*Given task:*
Print the entries below word for word, and leave the pictures out.

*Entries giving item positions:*
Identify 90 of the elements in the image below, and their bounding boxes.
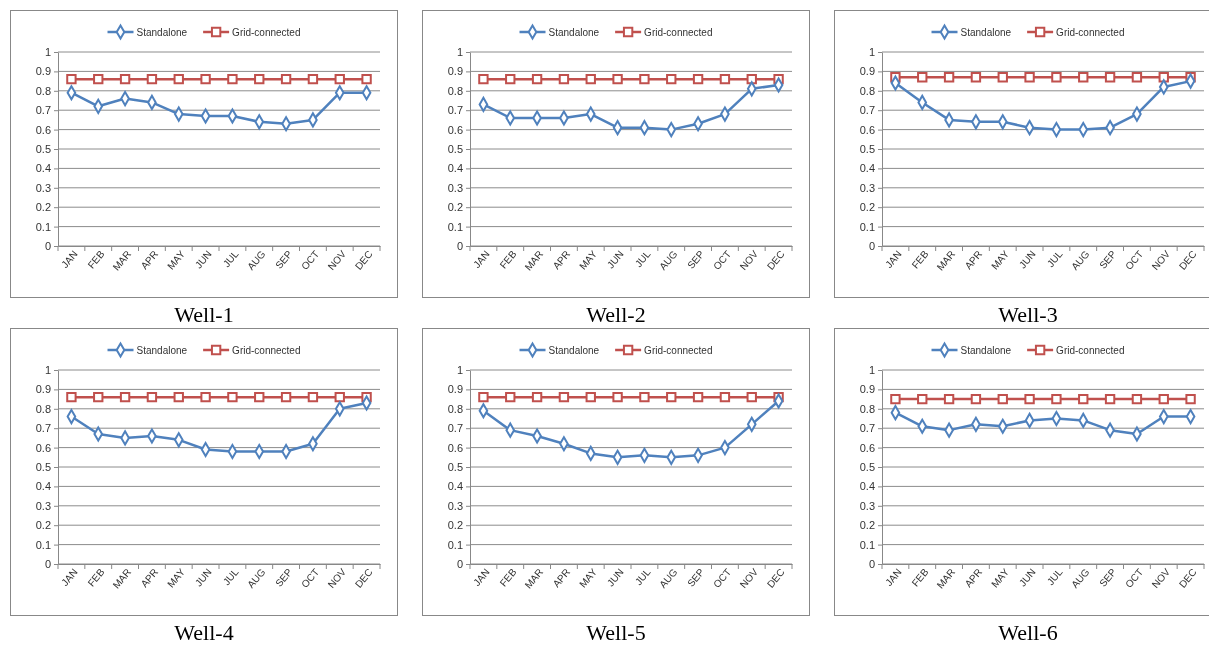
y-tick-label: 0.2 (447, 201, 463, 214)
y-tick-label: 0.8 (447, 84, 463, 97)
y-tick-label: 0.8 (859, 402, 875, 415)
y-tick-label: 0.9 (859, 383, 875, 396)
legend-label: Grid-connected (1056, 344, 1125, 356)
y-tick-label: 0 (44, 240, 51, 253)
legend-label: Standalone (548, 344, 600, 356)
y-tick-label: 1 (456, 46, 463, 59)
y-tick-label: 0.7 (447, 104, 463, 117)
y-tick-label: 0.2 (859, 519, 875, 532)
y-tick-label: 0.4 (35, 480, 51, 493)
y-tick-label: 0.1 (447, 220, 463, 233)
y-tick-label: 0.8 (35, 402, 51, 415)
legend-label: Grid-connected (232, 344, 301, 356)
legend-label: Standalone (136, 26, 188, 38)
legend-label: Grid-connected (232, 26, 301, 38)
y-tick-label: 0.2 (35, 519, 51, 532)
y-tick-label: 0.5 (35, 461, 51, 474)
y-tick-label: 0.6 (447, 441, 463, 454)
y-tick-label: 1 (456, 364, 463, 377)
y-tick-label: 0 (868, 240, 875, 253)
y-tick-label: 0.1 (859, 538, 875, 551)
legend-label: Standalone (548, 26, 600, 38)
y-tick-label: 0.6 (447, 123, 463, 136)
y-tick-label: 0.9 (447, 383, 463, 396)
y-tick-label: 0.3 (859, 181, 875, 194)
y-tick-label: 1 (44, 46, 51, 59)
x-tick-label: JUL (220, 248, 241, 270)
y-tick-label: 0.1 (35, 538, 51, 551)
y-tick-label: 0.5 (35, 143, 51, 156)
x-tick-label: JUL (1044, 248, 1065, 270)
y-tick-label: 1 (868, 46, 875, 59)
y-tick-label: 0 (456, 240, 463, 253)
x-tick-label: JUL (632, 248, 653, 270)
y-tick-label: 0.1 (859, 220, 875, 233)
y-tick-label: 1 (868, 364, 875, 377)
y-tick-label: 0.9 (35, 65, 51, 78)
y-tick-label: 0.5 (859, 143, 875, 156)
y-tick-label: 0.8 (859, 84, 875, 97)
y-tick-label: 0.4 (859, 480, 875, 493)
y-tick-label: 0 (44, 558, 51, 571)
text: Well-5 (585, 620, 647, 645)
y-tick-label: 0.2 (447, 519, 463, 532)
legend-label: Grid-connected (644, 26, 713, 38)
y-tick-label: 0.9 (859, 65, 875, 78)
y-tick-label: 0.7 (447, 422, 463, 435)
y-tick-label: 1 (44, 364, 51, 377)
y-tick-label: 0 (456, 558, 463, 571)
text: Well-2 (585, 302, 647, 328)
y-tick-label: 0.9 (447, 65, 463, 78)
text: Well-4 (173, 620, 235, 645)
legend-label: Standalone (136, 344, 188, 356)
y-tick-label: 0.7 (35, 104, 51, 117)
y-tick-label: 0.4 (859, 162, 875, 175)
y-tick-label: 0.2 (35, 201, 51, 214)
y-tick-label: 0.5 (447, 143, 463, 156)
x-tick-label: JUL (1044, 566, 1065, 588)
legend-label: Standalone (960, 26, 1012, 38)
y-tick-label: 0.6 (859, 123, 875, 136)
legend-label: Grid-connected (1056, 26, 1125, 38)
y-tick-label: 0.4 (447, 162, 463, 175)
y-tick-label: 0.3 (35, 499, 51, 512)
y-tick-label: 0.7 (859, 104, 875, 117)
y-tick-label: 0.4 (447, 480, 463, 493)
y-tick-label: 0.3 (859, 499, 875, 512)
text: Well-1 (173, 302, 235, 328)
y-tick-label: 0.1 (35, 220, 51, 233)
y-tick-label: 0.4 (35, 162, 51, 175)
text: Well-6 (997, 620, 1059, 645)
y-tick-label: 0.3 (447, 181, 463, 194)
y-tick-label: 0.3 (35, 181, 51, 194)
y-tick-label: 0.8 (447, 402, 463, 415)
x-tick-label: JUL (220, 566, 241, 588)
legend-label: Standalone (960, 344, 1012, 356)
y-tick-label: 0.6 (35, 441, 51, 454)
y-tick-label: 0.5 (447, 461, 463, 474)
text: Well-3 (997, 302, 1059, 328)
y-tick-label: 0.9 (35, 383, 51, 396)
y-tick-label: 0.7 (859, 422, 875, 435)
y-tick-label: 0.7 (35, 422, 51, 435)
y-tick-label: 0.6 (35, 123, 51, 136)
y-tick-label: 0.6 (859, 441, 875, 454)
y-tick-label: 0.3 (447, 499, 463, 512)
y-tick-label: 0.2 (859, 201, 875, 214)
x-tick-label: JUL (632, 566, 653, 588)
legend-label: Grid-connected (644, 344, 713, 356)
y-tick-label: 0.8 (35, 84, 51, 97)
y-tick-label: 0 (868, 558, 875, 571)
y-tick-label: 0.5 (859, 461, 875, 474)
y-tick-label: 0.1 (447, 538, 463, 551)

*Complete output:*
Identify 90 of the elements in the image below, and their bounding boxes.
y-tick-label: 0.2 (447, 201, 463, 214)
y-tick-label: 0.8 (447, 84, 463, 97)
y-tick-label: 0.8 (859, 402, 875, 415)
y-tick-label: 0.9 (859, 383, 875, 396)
legend-label: Grid-connected (1056, 344, 1125, 356)
y-tick-label: 0 (44, 240, 51, 253)
legend-label: Standalone (548, 344, 600, 356)
y-tick-label: 1 (456, 46, 463, 59)
y-tick-label: 0.7 (447, 104, 463, 117)
y-tick-label: 0.2 (859, 519, 875, 532)
y-tick-label: 0.4 (35, 480, 51, 493)
y-tick-label: 0.1 (447, 220, 463, 233)
y-tick-label: 0.8 (35, 402, 51, 415)
legend-label: Grid-connected (232, 344, 301, 356)
legend-label: Standalone (136, 26, 188, 38)
legend-label: Grid-connected (232, 26, 301, 38)
y-tick-label: 0.2 (35, 519, 51, 532)
y-tick-label: 0.5 (35, 461, 51, 474)
y-tick-label: 0.6 (447, 441, 463, 454)
y-tick-label: 1 (456, 364, 463, 377)
y-tick-label: 0 (868, 240, 875, 253)
y-tick-label: 0.1 (859, 538, 875, 551)
legend-label: Standalone (548, 26, 600, 38)
y-tick-label: 0.6 (447, 123, 463, 136)
y-tick-label: 0.9 (447, 383, 463, 396)
y-tick-label: 0.3 (859, 181, 875, 194)
y-tick-label: 1 (44, 46, 51, 59)
x-tick-label: JUL (220, 248, 241, 270)
y-tick-label: 0.1 (35, 538, 51, 551)
y-tick-label: 0.5 (35, 143, 51, 156)
x-tick-label: JUL (1044, 248, 1065, 270)
y-tick-label: 1 (868, 46, 875, 59)
y-tick-label: 0 (456, 240, 463, 253)
x-tick-label: JUL (632, 248, 653, 270)
y-tick-label: 0.1 (859, 220, 875, 233)
y-tick-label: 1 (868, 364, 875, 377)
y-tick-label: 0.9 (35, 65, 51, 78)
y-tick-label: 0.5 (859, 143, 875, 156)
y-tick-label: 0.8 (859, 84, 875, 97)
y-tick-label: 0.4 (859, 480, 875, 493)
y-tick-label: 0 (44, 558, 51, 571)
text: Well-5 (585, 620, 647, 645)
y-tick-label: 0.2 (447, 519, 463, 532)
legend-label: Grid-connected (644, 26, 713, 38)
y-tick-label: 0.9 (859, 65, 875, 78)
y-tick-label: 0.7 (447, 422, 463, 435)
y-tick-label: 1 (44, 364, 51, 377)
y-tick-label: 0 (456, 558, 463, 571)
text: Well-2 (585, 302, 647, 328)
y-tick-label: 0.9 (447, 65, 463, 78)
text: Well-4 (173, 620, 235, 645)
legend-label: Standalone (136, 344, 188, 356)
y-tick-label: 0.7 (35, 104, 51, 117)
y-tick-label: 0.4 (859, 162, 875, 175)
y-tick-label: 0.2 (35, 201, 51, 214)
y-tick-label: 0.5 (447, 143, 463, 156)
x-tick-label: JUL (1044, 566, 1065, 588)
legend-label: Standalone (960, 26, 1012, 38)
y-tick-label: 0.6 (859, 123, 875, 136)
legend-label: Grid-connected (1056, 26, 1125, 38)
y-tick-label: 0.4 (447, 162, 463, 175)
y-tick-label: 0.3 (35, 499, 51, 512)
y-tick-label: 0.7 (859, 104, 875, 117)
y-tick-label: 0.4 (447, 480, 463, 493)
y-tick-label: 0.3 (859, 499, 875, 512)
text: Well-1 (173, 302, 235, 328)
y-tick-label: 0.1 (35, 220, 51, 233)
y-tick-label: 0.4 (35, 162, 51, 175)
text: Well-6 (997, 620, 1059, 645)
y-tick-label: 0.3 (447, 181, 463, 194)
y-tick-label: 0.3 (35, 181, 51, 194)
y-tick-label: 0.8 (447, 402, 463, 415)
x-tick-label: JUL (220, 566, 241, 588)
legend-label: Standalone (960, 344, 1012, 356)
y-tick-label: 0.6 (35, 441, 51, 454)
y-tick-label: 0.5 (447, 461, 463, 474)
text: Well-3 (997, 302, 1059, 328)
y-tick-label: 0.9 (35, 383, 51, 396)
y-tick-label: 0.7 (859, 422, 875, 435)
y-tick-label: 0.7 (35, 422, 51, 435)
y-tick-label: 0.6 (35, 123, 51, 136)
y-tick-label: 0.6 (859, 441, 875, 454)
y-tick-label: 0.3 (447, 499, 463, 512)
y-tick-label: 0.2 (859, 201, 875, 214)
x-tick-label: JUL (632, 566, 653, 588)
legend-label: Grid-connected (644, 344, 713, 356)
y-tick-label: 0.8 (35, 84, 51, 97)
y-tick-label: 0 (868, 558, 875, 571)
y-tick-label: 0.5 (859, 461, 875, 474)
y-tick-label: 0.1 (447, 538, 463, 551)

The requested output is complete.